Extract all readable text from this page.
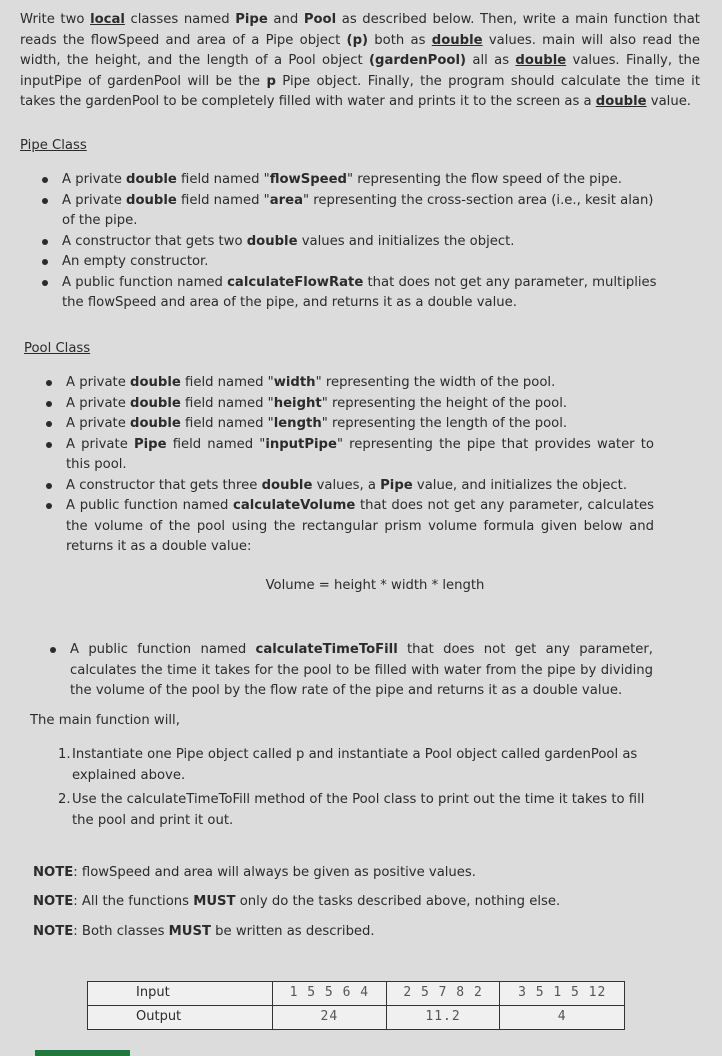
Write two local classes named Pipe and Pool as described below. Then, write a main function that reads the flowSpeed and area of a Pipe object (p) both as double values. main will also read the width, the height, and the length of a Pool object (gardenPool) all as double values. Finally, the inputPipe of gardenPool will be the p Pipe object. Finally, the program should calculate the time it takes the gardenPool to be completely filled with water and prints it to the screen as a double value.
Pipe Class
A private double field named "flowSpeed" representing the flow speed of the pipe.
A private double field named "area" representing the cross-section area (i.e., kesit alan) of the pipe.
A constructor that gets two double values and initializes the object.
An empty constructor.
A public function named calculateFlowRate that does not get any parameter, multiplies the flowSpeed and area of the pipe, and returns it as a double value.
Pool Class
A private double field named "width" representing the width of the pool.
A private double field named "height" representing the height of the pool.
A private double field named "length" representing the length of the pool.
A private Pipe field named "inputPipe" representing the pipe that provides water to this pool.
A constructor that gets three double values, a Pipe value, and initializes the object.
A public function named calculateVolume that does not get any parameter, calculates the volume of the pool using the rectangular prism volume formula given below and returns it as a double value:
Volume = height * width * length
A public function named calculateTimeToFill that does not get any parameter, calculates the time it takes for the pool to be filled with water from the pipe by dividing the volume of the pool by the flow rate of the pipe and returns it as a double value.
The main function will,
1. Instantiate one Pipe object called p and instantiate a Pool object called gardenPool as explained above.
2. Use the calculateTimeToFill method of the Pool class to print out the time it takes to fill the pool and print it out.
NOTE: flowSpeed and area will always be given as positive values.
NOTE: All the functions MUST only do the tasks described above, nothing else.
NOTE: Both classes MUST be written as described.
Input	1 5 5 6 4	2 5 7 8 2	3 5 1 5 12
Output	24	11.2	4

..........

● **Written exercise**
From the records given above, reproduce all text exactly and exclude each picture.

● **Finished answer**
Extract all readable text from this page.
Write two local classes named Pipe and Pool as described below. Then, write a main function that reads the flowSpeed and area of a Pipe object (p) both as double values. main will also read the width, the height, and the length of a Pool object (gardenPool) all as double values. Finally, the inputPipe of gardenPool will be the p Pipe object. Finally, the program should calculate the time it takes the gardenPool to be completely filled with water and prints it to the screen as a double value.
Pipe Class
A private double field named "flowSpeed" representing the flow speed of the pipe.
A private double field named "area" representing the cross-section area (i.e., kesit alan) of the pipe.
A constructor that gets two double values and initializes the object.
An empty constructor.
A public function named calculateFlowRate that does not get any parameter, multiplies the flowSpeed and area of the pipe, and returns it as a double value.
Pool Class
A private double field named "width" representing the width of the pool.
A private double field named "height" representing the height of the pool.
A private double field named "length" representing the length of the pool.
A private Pipe field named "inputPipe" representing the pipe that provides water to this pool.
A constructor that gets three double values, a Pipe value, and initializes the object.
A public function named calculateVolume that does not get any parameter, calculates the volume of the pool using the rectangular prism volume formula given below and returns it as a double value:
Volume = height * width * length
A public function named calculateTimeToFill that does not get any parameter, calculates the time it takes for the pool to be filled with water from the pipe by dividing the volume of the pool by the flow rate of the pipe and returns it as a double value.
The main function will,
1. Instantiate one Pipe object called p and instantiate a Pool object called gardenPool as explained above.
2. Use the calculateTimeToFill method of the Pool class to print out the time it takes to fill the pool and print it out.
NOTE: flowSpeed and area will always be given as positive values.
NOTE: All the functions MUST only do the tasks described above, nothing else.
NOTE: Both classes MUST be written as described.
Input	1 5 5 6 4	2 5 7 8 2	3 5 1 5 12
Output	24	11.2	4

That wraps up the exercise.